- **Exercise**: Make a tally of the lines in the records that include the string "title", and give only that number.
[start]
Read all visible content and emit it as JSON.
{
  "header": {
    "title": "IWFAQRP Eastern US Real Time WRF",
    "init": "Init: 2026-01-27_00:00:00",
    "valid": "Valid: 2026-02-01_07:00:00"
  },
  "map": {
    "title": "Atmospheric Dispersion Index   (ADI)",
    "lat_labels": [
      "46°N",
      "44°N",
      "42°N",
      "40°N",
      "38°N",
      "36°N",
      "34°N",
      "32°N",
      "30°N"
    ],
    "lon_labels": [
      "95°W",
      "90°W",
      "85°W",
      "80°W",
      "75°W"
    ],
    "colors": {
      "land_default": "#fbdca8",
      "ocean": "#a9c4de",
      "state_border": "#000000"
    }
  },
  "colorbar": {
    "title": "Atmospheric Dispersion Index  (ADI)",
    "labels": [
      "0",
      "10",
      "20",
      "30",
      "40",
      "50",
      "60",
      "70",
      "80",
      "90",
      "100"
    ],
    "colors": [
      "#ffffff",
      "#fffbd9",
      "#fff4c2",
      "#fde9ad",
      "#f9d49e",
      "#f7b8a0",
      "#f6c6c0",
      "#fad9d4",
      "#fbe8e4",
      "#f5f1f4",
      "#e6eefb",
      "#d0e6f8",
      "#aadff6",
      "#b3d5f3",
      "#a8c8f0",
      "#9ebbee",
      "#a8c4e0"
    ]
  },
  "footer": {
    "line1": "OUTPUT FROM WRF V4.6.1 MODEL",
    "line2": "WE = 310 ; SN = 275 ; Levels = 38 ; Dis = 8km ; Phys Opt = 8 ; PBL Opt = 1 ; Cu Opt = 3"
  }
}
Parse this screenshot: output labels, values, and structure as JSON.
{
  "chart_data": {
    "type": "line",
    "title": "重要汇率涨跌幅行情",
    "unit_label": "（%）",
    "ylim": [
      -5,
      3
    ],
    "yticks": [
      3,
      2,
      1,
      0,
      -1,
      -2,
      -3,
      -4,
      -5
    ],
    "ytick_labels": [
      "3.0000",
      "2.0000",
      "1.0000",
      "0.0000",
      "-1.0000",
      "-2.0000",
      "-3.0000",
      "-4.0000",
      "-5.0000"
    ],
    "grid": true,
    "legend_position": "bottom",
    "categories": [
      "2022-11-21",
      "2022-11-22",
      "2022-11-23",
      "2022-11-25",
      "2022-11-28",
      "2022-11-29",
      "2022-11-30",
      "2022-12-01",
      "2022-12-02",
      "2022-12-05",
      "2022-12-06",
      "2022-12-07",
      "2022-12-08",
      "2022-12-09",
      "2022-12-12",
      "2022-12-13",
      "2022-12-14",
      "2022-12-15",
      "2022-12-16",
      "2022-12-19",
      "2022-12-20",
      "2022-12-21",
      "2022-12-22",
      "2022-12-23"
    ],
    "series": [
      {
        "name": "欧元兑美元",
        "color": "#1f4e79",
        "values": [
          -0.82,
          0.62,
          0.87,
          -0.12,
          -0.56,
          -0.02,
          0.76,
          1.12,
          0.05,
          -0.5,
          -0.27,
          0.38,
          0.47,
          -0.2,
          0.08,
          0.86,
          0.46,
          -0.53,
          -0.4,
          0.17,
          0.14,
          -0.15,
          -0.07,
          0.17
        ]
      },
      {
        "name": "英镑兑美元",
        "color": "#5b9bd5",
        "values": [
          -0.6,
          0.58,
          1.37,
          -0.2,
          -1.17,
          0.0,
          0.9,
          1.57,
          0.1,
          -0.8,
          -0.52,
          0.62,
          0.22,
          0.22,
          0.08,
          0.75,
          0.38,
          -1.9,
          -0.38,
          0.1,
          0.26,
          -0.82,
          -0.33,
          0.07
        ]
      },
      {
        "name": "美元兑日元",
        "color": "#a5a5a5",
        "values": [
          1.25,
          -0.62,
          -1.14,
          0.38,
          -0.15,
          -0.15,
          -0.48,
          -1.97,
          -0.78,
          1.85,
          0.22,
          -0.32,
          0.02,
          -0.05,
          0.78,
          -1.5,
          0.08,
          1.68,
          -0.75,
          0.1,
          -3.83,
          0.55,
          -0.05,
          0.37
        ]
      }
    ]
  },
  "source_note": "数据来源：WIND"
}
[end]
- **Solution to the problem**: 4